◆ **Given information**

## Begin

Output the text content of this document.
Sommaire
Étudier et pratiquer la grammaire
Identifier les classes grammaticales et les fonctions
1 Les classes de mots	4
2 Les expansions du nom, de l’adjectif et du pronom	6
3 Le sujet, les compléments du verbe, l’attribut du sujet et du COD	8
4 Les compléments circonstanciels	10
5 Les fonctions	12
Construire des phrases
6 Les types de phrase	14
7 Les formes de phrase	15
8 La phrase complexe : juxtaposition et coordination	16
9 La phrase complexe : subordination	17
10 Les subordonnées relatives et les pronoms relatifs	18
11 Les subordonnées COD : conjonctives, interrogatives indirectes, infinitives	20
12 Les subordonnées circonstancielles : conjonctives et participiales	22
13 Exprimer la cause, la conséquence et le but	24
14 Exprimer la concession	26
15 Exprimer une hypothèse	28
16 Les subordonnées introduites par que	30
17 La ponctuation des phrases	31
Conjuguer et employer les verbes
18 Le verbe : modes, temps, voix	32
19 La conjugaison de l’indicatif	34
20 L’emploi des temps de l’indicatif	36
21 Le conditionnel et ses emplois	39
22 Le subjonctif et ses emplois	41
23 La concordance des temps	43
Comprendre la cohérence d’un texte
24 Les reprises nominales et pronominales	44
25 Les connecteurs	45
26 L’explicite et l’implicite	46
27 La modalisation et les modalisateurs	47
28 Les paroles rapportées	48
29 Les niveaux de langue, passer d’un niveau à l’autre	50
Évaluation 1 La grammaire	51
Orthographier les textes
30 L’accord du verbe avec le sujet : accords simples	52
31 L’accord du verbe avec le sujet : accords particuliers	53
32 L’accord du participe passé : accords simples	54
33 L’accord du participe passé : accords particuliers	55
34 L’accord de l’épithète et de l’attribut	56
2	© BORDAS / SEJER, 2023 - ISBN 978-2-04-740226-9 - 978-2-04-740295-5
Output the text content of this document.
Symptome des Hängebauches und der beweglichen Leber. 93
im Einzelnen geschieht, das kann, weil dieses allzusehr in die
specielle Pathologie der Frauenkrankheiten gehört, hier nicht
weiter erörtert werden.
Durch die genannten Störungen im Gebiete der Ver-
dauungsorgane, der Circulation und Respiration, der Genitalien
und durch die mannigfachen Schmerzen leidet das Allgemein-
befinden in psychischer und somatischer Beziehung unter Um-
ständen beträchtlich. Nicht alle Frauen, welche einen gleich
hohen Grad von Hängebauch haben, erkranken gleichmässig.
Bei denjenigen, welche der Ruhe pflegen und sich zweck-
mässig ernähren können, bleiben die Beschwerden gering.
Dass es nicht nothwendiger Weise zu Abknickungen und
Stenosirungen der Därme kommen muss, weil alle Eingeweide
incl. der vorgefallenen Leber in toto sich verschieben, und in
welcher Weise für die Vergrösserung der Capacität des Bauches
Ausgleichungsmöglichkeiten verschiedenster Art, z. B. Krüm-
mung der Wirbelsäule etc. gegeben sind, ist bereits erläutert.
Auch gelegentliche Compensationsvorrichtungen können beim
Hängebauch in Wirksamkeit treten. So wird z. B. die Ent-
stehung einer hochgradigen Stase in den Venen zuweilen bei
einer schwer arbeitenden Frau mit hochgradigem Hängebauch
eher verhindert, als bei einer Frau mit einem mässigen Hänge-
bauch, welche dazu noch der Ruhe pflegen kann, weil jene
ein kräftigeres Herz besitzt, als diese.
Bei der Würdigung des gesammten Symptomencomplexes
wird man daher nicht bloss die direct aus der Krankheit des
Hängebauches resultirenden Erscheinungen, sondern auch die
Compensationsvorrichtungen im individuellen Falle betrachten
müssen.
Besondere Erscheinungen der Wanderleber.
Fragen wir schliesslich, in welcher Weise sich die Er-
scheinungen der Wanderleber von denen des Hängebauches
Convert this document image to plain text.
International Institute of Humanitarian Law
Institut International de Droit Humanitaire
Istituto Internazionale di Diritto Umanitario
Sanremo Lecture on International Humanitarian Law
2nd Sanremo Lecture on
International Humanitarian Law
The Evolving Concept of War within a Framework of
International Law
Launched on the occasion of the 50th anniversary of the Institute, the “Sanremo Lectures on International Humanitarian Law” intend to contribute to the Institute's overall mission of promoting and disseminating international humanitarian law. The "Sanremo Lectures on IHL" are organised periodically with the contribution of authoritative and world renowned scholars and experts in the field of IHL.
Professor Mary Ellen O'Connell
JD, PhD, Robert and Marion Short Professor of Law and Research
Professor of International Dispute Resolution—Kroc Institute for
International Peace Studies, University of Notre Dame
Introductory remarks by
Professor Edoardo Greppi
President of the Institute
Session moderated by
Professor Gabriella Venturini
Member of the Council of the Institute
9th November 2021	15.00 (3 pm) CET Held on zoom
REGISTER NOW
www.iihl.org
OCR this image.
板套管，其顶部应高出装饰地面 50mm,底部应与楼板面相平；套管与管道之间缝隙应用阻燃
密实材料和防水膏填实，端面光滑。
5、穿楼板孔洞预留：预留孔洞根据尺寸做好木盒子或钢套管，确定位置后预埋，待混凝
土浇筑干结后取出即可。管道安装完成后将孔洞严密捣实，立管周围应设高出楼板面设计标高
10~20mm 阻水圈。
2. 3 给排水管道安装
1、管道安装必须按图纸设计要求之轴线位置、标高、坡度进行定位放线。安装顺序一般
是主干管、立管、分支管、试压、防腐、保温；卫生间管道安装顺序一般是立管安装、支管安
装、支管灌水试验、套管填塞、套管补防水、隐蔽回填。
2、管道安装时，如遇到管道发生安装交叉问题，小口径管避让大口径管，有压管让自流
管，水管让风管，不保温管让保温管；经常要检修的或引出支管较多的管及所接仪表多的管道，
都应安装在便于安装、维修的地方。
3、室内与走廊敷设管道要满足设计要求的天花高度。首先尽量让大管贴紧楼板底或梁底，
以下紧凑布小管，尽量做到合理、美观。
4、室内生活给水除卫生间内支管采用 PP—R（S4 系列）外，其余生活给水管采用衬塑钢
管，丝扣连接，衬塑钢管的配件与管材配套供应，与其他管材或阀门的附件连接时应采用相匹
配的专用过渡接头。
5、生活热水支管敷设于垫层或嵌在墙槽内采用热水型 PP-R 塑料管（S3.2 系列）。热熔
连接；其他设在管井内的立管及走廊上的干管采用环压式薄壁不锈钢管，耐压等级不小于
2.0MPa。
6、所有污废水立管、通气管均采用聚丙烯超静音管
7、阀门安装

## End

◆ **Problem to work on**
Give the records above again, word for word.

◆ **Complete output**
Output the text content of this document.
Sommaire
Étudier et pratiquer la grammaire
Identifier les classes grammaticales et les fonctions
1 Les classes de mots	4
2 Les expansions du nom, de l’adjectif et du pronom	6
3 Le sujet, les compléments du verbe, l’attribut du sujet et du COD	8
4 Les compléments circonstanciels	10
5 Les fonctions	12
Construire des phrases
6 Les types de phrase	14
7 Les formes de phrase	15
8 La phrase complexe : juxtaposition et coordination	16
9 La phrase complexe : subordination	17
10 Les subordonnées relatives et les pronoms relatifs	18
11 Les subordonnées COD : conjonctives, interrogatives indirectes, infinitives	20
12 Les subordonnées circonstancielles : conjonctives et participiales	22
13 Exprimer la cause, la conséquence et le but	24
14 Exprimer la concession	26
15 Exprimer une hypothèse	28
16 Les subordonnées introduites par que	30
17 La ponctuation des phrases	31
Conjuguer et employer les verbes
18 Le verbe : modes, temps, voix	32
19 La conjugaison de l’indicatif	34
20 L’emploi des temps de l’indicatif	36
21 Le conditionnel et ses emplois	39
22 Le subjonctif et ses emplois	41
23 La concordance des temps	43
Comprendre la cohérence d’un texte
24 Les reprises nominales et pronominales	44
25 Les connecteurs	45
26 L’explicite et l’implicite	46
27 La modalisation et les modalisateurs	47
28 Les paroles rapportées	48
29 Les niveaux de langue, passer d’un niveau à l’autre	50
Évaluation 1 La grammaire	51
Orthographier les textes
30 L’accord du verbe avec le sujet : accords simples	52
31 L’accord du verbe avec le sujet : accords particuliers	53
32 L’accord du participe passé : accords simples	54
33 L’accord du participe passé : accords particuliers	55
34 L’accord de l’épithète et de l’attribut	56
2	© BORDAS / SEJER, 2023 - ISBN 978-2-04-740226-9 - 978-2-04-740295-5
Output the text content of this document.
Symptome des Hängebauches und der beweglichen Leber. 93
im Einzelnen geschieht, das kann, weil dieses allzusehr in die
specielle Pathologie der Frauenkrankheiten gehört, hier nicht
weiter erörtert werden.
Durch die genannten Störungen im Gebiete der Ver-
dauungsorgane, der Circulation und Respiration, der Genitalien
und durch die mannigfachen Schmerzen leidet das Allgemein-
befinden in psychischer und somatischer Beziehung unter Um-
ständen beträchtlich. Nicht alle Frauen, welche einen gleich
hohen Grad von Hängebauch haben, erkranken gleichmässig.
Bei denjenigen, welche der Ruhe pflegen und sich zweck-
mässig ernähren können, bleiben die Beschwerden gering.
Dass es nicht nothwendiger Weise zu Abknickungen und
Stenosirungen der Därme kommen muss, weil alle Eingeweide
incl. der vorgefallenen Leber in toto sich verschieben, und in
welcher Weise für die Vergrösserung der Capacität des Bauches
Ausgleichungsmöglichkeiten verschiedenster Art, z. B. Krüm-
mung der Wirbelsäule etc. gegeben sind, ist bereits erläutert.
Auch gelegentliche Compensationsvorrichtungen können beim
Hängebauch in Wirksamkeit treten. So wird z. B. die Ent-
stehung einer hochgradigen Stase in den Venen zuweilen bei
einer schwer arbeitenden Frau mit hochgradigem Hängebauch
eher verhindert, als bei einer Frau mit einem mässigen Hänge-
bauch, welche dazu noch der Ruhe pflegen kann, weil jene
ein kräftigeres Herz besitzt, als diese.
Bei der Würdigung des gesammten Symptomencomplexes
wird man daher nicht bloss die direct aus der Krankheit des
Hängebauches resultirenden Erscheinungen, sondern auch die
Compensationsvorrichtungen im individuellen Falle betrachten
müssen.
Besondere Erscheinungen der Wanderleber.
Fragen wir schliesslich, in welcher Weise sich die Er-
scheinungen der Wanderleber von denen des Hängebauches
Convert this document image to plain text.
International Institute of Humanitarian Law
Institut International de Droit Humanitaire
Istituto Internazionale di Diritto Umanitario
Sanremo Lecture on International Humanitarian Law
2nd Sanremo Lecture on
International Humanitarian Law
The Evolving Concept of War within a Framework of
International Law
Launched on the occasion of the 50th anniversary of the Institute, the “Sanremo Lectures on International Humanitarian Law” intend to contribute to the Institute's overall mission of promoting and disseminating international humanitarian law. The "Sanremo Lectures on IHL" are organised periodically with the contribution of authoritative and world renowned scholars and experts in the field of IHL.
Professor Mary Ellen O'Connell
JD, PhD, Robert and Marion Short Professor of Law and Research
Professor of International Dispute Resolution—Kroc Institute for
International Peace Studies, University of Notre Dame
Introductory remarks by
Professor Edoardo Greppi
President of the Institute
Session moderated by
Professor Gabriella Venturini
Member of the Council of the Institute
9th November 2021	15.00 (3 pm) CET Held on zoom
REGISTER NOW
www.iihl.org
OCR this image.
板套管，其顶部应高出装饰地面 50mm,底部应与楼板面相平；套管与管道之间缝隙应用阻燃
密实材料和防水膏填实，端面光滑。
5、穿楼板孔洞预留：预留孔洞根据尺寸做好木盒子或钢套管，确定位置后预埋，待混凝
土浇筑干结后取出即可。管道安装完成后将孔洞严密捣实，立管周围应设高出楼板面设计标高
10~20mm 阻水圈。
2. 3 给排水管道安装
1、管道安装必须按图纸设计要求之轴线位置、标高、坡度进行定位放线。安装顺序一般
是主干管、立管、分支管、试压、防腐、保温；卫生间管道安装顺序一般是立管安装、支管安
装、支管灌水试验、套管填塞、套管补防水、隐蔽回填。
2、管道安装时，如遇到管道发生安装交叉问题，小口径管避让大口径管，有压管让自流
管，水管让风管，不保温管让保温管；经常要检修的或引出支管较多的管及所接仪表多的管道，
都应安装在便于安装、维修的地方。
3、室内与走廊敷设管道要满足设计要求的天花高度。首先尽量让大管贴紧楼板底或梁底，
以下紧凑布小管，尽量做到合理、美观。
4、室内生活给水除卫生间内支管采用 PP—R（S4 系列）外，其余生活给水管采用衬塑钢
管，丝扣连接，衬塑钢管的配件与管材配套供应，与其他管材或阀门的附件连接时应采用相匹
配的专用过渡接头。
5、生活热水支管敷设于垫层或嵌在墙槽内采用热水型 PP-R 塑料管（S3.2 系列）。热熔
连接；其他设在管井内的立管及走廊上的干管采用环压式薄壁不锈钢管，耐压等级不小于
2.0MPa。
6、所有污废水立管、通气管均采用聚丙烯超静音管
7、阀门安装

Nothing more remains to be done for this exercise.